EXERCISE ▸ According to the Supreme Court judgment, on what date was Civil Petition No. 3520 of 2020 decided?

PASSAGE ▸
2025 SCLR 3
Other citations: 2024 SCP 412 = 2025 SCMR 14
[Supreme Court of Pakistan]
Present: Amin-ud-Din Khan, Muhammad Ali Mazhar and Irfan Saadat Khan, JJ
Province of Punjab through Chief Secretary, Lahore and others—Petitioners
versus
Qasim Mehmood and others—Respondents
Civil Petition No. 3520 of 2020, decided on 9th October, 2024.
(Against the judgment dated 22.09.2020 passed by Lahore High Court, Rawalpindi Bench, in W.P.No.2572/2018.)
HEADNOTES
(a) Constitution of Pakistan —
— Arts. 4, 3 & 38 — Right of individuals to be dealt with in accordance with law — Elimination of exploitation — Scope — To enjoy the protection of law and to be treated in accordance with law is an inalienable right of every citizen — The sagacity of Article 4 accentuates the doctrine of equality before law or equal protection of law and no action detrimental to the life, liberty, body, reputation, or property of any person can be taken except in accordance with law — In all fairness, the public functionaries are duty-bound to perform in good faith with sheer dedication but within the peripheries of their powers — To ensure equal treatment, being mindful to the tenets and precepts enshrined under Article 3 of the Constitution — Wherein the State is obligated to ensure the elimination of all forms of exploitation and commit to the gradual fulfillment of the fundamental principle: “from each according to his ability, to each according to his work.” — Which is further fortified under Article 38 (Principles of Policy) — Wherein, yet again, the State has a duty to secure the well-being of the people by raising their standards of living — Ensuring equitable adjustment of rights between employer and employees — Providing for all citizens, within the available resources of the country, facilities for work and adequate livelihood, and reducing disparity in income and earnings of individuals. [Para No. 9]
(b) Interpretation of statues —
— Beneficial legislation — Scope — When the law giver enacts any beneficial law, it must be implemented across the board with assiduousness and meticulousness without any conservative or rigid approach. [Para No. 10]
Barrister Muhammad Mumtaz Ali, Addl. AG. Punjab for petitioners.

(Stored items from a collection)
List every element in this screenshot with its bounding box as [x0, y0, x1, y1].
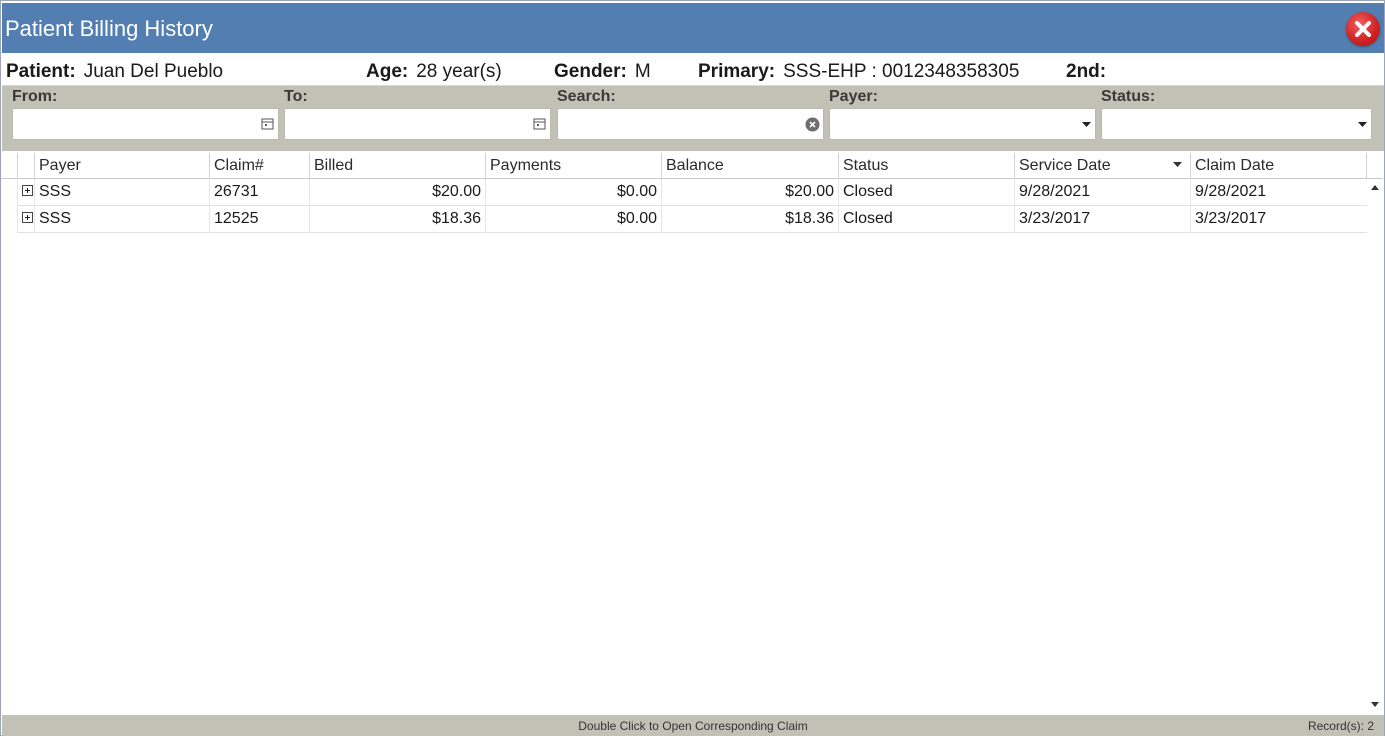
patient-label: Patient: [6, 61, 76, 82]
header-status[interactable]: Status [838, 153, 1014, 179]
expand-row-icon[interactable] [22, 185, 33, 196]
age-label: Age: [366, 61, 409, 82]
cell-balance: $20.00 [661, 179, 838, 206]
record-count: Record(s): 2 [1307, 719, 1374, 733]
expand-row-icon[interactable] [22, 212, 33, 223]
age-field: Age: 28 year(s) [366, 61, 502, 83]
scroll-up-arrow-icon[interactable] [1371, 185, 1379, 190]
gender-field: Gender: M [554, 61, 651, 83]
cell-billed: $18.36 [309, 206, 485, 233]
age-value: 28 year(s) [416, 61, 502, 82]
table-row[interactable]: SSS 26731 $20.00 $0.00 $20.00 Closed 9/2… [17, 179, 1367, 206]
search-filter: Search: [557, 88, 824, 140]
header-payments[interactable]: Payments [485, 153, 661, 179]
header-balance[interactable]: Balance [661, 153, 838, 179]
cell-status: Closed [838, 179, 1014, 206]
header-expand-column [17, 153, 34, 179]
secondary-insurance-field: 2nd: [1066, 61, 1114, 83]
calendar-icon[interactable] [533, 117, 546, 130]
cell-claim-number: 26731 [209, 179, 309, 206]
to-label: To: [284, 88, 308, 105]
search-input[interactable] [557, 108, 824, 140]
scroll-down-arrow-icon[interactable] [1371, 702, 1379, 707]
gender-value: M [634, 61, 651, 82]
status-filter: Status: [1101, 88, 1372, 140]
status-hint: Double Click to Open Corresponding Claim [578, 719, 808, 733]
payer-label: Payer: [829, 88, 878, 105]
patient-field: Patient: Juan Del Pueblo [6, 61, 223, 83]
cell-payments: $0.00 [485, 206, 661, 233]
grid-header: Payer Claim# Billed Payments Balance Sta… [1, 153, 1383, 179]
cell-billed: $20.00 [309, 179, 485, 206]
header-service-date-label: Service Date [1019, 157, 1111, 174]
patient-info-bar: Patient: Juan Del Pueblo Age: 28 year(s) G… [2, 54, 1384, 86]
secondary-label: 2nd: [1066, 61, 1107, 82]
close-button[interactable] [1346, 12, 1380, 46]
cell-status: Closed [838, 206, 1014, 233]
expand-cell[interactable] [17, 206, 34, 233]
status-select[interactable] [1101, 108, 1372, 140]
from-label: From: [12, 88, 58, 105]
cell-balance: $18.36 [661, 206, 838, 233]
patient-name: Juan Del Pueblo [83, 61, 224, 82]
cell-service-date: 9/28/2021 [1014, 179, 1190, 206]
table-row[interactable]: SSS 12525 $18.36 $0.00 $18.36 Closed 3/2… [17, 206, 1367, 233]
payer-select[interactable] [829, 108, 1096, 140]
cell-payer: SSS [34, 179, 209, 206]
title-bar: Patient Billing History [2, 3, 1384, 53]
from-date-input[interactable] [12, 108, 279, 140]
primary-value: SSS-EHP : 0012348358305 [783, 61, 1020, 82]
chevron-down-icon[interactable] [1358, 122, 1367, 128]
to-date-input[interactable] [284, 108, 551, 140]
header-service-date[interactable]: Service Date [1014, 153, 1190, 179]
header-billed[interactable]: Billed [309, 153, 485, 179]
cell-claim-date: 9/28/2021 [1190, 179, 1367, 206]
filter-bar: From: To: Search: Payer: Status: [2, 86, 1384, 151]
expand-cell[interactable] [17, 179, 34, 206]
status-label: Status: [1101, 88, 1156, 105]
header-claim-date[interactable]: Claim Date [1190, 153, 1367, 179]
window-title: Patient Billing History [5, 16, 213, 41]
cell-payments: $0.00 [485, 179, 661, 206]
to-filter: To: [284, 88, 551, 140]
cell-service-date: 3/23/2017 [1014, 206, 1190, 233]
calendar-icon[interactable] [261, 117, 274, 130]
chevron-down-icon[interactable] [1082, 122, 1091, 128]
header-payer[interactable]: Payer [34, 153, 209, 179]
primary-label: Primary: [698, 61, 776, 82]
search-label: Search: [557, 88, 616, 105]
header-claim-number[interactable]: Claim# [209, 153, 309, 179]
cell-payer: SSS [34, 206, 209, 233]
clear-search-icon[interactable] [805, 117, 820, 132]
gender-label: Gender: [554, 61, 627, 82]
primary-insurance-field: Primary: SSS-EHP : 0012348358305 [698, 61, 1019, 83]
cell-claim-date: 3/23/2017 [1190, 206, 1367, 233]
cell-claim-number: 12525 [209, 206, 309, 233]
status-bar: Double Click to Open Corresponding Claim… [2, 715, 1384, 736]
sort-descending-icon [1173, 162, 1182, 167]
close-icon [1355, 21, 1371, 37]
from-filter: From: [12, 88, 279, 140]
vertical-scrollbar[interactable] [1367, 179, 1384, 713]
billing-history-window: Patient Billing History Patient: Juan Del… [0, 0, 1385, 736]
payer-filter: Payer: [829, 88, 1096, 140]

ANSWER ▸ 9th October, 2024